-- start Extracted material --
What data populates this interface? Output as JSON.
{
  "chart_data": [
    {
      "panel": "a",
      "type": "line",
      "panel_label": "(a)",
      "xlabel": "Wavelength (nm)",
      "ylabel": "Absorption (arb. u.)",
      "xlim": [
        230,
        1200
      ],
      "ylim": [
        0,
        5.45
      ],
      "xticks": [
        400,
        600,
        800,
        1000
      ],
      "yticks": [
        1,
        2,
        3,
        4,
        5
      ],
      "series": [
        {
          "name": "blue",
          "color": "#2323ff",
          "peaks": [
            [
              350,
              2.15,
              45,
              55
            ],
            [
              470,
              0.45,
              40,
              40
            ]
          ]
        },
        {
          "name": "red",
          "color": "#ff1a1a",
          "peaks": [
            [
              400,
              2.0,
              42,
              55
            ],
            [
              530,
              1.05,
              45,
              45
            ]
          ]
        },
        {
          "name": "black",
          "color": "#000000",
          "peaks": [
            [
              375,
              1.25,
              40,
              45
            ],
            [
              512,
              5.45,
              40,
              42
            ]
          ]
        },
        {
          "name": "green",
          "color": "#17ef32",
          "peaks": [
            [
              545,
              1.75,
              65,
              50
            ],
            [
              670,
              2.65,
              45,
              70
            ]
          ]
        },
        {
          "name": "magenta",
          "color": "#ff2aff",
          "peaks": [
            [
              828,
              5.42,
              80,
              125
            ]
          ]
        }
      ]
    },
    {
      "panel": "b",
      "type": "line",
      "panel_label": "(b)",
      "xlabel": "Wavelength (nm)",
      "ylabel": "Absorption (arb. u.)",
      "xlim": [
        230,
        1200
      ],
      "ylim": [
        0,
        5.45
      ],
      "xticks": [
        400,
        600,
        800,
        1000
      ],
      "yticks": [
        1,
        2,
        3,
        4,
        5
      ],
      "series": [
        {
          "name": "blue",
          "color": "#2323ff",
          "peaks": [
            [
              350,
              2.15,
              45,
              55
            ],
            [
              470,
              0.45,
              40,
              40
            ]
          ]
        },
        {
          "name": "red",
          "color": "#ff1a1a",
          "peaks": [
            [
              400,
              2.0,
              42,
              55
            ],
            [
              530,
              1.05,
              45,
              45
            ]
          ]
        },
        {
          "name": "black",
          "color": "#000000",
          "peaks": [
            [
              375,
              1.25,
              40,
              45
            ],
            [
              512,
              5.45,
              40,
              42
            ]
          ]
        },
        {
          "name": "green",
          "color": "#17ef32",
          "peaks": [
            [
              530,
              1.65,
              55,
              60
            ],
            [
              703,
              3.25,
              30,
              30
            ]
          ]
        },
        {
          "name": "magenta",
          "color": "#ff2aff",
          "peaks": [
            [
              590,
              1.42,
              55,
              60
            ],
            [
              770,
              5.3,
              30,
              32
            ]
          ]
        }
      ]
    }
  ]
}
-- end Extracted material --
Exercise details
Repeat the whole listing exactly, keeping every line intact.

Exercise response
What data populates this interface? Output as JSON.
{
  "chart_data": [
    {
      "panel": "a",
      "type": "line",
      "panel_label": "(a)",
      "xlabel": "Wavelength (nm)",
      "ylabel": "Absorption (arb. u.)",
      "xlim": [
        230,
        1200
      ],
      "ylim": [
        0,
        5.45
      ],
      "xticks": [
        400,
        600,
        800,
        1000
      ],
      "yticks": [
        1,
        2,
        3,
        4,
        5
      ],
      "series": [
        {
          "name": "blue",
          "color": "#2323ff",
          "peaks": [
            [
              350,
              2.15,
              45,
              55
            ],
            [
              470,
              0.45,
              40,
              40
            ]
          ]
        },
        {
          "name": "red",
          "color": "#ff1a1a",
          "peaks": [
            [
              400,
              2.0,
              42,
              55
            ],
            [
              530,
              1.05,
              45,
              45
            ]
          ]
        },
        {
          "name": "black",
          "color": "#000000",
          "peaks": [
            [
              375,
              1.25,
              40,
              45
            ],
            [
              512,
              5.45,
              40,
              42
            ]
          ]
        },
        {
          "name": "green",
          "color": "#17ef32",
          "peaks": [
            [
              545,
              1.75,
              65,
              50
            ],
            [
              670,
              2.65,
              45,
              70
            ]
          ]
        },
        {
          "name": "magenta",
          "color": "#ff2aff",
          "peaks": [
            [
              828,
              5.42,
              80,
              125
            ]
          ]
        }
      ]
    },
    {
      "panel": "b",
      "type": "line",
      "panel_label": "(b)",
      "xlabel": "Wavelength (nm)",
      "ylabel": "Absorption (arb. u.)",
      "xlim": [
        230,
        1200
      ],
      "ylim": [
        0,
        5.45
      ],
      "xticks": [
        400,
        600,
        800,
        1000
      ],
      "yticks": [
        1,
        2,
        3,
        4,
        5
      ],
      "series": [
        {
          "name": "blue",
          "color": "#2323ff",
          "peaks": [
            [
              350,
              2.15,
              45,
              55
            ],
            [
              470,
              0.45,
              40,
              40
            ]
          ]
        },
        {
          "name": "red",
          "color": "#ff1a1a",
          "peaks": [
            [
              400,
              2.0,
              42,
              55
            ],
            [
              530,
              1.05,
              45,
              45
            ]
          ]
        },
        {
          "name": "black",
          "color": "#000000",
          "peaks": [
            [
              375,
              1.25,
              40,
              45
            ],
            [
              512,
              5.45,
              40,
              42
            ]
          ]
        },
        {
          "name": "green",
          "color": "#17ef32",
          "peaks": [
            [
              530,
              1.65,
              55,
              60
            ],
            [
              703,
              3.25,
              30,
              30
            ]
          ]
        },
        {
          "name": "magenta",
          "color": "#ff2aff",
          "peaks": [
            [
              590,
              1.42,
              55,
              60
            ],
            [
              770,
              5.3,
              30,
              32
            ]
          ]
        }
      ]
    }
  ]
}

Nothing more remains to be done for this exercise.